**Input rows:**

##############################

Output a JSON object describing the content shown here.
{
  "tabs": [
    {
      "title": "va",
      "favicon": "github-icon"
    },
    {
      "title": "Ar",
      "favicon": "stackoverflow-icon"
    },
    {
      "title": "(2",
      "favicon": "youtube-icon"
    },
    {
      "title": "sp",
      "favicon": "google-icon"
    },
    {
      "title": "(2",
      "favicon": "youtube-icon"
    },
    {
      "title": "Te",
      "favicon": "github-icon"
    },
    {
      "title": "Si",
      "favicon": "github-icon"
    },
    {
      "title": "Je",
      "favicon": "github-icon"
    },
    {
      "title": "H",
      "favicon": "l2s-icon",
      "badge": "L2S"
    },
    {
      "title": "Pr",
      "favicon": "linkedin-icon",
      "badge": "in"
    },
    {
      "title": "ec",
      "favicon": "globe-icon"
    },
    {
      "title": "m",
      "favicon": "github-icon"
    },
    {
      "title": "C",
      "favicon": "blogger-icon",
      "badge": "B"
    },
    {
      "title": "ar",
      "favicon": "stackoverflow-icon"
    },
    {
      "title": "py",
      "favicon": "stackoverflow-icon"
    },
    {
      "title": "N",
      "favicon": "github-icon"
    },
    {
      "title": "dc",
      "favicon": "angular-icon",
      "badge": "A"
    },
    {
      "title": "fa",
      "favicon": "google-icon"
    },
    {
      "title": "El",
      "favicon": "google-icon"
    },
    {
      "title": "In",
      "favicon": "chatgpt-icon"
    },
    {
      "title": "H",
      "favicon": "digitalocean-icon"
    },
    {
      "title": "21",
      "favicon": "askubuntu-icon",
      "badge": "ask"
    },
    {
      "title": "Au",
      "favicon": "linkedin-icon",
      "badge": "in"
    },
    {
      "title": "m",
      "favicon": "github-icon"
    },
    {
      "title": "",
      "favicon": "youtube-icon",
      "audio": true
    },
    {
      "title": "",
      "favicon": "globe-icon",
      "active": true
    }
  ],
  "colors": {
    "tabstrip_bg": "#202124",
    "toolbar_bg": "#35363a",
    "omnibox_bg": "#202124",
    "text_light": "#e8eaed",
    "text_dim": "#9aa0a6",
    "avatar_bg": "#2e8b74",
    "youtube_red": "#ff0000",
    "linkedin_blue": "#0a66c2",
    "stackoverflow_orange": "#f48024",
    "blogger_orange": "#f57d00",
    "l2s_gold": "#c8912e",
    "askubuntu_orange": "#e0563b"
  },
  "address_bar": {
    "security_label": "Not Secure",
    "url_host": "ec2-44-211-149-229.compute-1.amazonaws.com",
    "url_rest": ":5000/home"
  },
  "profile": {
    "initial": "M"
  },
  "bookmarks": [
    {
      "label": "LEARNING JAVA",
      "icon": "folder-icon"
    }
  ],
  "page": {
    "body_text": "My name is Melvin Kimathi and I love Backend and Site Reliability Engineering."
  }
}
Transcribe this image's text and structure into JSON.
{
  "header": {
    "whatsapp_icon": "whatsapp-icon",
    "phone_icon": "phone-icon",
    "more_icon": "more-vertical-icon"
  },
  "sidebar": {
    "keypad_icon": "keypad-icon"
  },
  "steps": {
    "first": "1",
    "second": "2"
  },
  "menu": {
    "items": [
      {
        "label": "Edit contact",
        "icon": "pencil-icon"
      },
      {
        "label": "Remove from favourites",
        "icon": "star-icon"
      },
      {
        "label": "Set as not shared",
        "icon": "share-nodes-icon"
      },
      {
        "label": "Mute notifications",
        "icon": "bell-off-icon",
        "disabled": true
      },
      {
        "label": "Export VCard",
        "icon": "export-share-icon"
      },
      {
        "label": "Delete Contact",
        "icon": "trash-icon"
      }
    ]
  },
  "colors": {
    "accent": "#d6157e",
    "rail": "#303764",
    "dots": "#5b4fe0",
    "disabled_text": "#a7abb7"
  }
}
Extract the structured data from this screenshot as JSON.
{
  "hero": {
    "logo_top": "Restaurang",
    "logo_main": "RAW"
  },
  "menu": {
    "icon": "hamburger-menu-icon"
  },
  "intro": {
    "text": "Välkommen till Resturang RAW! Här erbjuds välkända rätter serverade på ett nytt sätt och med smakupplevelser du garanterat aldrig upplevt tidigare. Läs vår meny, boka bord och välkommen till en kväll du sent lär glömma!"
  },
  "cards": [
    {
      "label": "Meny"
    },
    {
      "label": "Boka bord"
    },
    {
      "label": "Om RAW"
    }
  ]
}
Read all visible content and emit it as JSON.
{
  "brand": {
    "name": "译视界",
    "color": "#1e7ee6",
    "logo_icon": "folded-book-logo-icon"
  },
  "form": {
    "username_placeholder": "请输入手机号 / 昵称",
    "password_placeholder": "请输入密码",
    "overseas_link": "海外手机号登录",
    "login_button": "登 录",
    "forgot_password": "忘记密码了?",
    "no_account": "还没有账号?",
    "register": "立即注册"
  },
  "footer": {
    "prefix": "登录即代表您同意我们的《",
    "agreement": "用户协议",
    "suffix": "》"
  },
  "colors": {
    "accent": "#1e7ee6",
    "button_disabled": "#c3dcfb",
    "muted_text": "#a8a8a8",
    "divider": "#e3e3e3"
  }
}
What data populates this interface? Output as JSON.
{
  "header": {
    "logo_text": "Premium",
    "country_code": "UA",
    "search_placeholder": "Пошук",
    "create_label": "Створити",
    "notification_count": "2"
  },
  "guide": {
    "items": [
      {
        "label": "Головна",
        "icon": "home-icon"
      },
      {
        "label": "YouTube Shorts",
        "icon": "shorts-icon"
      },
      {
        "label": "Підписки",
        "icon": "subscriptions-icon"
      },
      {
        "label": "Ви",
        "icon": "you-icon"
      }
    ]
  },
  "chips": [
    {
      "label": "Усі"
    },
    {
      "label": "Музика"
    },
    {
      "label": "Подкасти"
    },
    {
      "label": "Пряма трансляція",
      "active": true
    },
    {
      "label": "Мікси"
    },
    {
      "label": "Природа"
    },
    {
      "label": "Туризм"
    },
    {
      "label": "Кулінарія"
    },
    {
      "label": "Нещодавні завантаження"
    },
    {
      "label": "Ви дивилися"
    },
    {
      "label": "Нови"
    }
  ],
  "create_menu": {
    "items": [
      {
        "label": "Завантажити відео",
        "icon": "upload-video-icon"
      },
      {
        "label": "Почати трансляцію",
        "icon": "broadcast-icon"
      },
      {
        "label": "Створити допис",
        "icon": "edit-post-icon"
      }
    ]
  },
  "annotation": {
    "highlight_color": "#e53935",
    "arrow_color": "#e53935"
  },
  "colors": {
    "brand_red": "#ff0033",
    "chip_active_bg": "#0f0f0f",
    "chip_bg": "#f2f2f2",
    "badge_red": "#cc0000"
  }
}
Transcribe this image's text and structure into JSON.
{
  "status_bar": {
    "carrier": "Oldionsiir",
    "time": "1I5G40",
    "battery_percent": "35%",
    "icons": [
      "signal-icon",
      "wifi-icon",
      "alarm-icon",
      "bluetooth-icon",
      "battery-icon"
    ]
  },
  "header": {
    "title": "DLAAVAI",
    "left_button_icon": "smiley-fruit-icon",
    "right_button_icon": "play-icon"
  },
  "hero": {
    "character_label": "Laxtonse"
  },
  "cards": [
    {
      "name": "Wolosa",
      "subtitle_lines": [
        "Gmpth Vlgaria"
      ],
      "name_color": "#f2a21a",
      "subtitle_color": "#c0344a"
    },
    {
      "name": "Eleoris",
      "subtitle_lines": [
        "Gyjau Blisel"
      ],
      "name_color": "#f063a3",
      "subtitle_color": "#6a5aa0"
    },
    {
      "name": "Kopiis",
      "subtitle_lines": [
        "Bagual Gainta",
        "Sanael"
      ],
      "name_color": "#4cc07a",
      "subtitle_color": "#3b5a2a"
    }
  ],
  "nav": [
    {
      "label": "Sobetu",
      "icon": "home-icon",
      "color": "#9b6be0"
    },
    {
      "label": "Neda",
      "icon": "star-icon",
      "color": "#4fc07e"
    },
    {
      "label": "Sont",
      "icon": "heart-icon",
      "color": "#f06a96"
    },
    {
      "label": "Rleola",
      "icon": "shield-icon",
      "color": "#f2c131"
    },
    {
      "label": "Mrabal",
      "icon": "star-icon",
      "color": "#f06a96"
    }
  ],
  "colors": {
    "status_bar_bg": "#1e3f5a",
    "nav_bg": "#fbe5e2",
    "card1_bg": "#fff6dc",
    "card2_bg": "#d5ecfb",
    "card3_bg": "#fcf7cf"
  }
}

##############################

Filter for "Створити". Return all lines that hold it.

    "create_label": "Створити",
        "label": "Створити допис",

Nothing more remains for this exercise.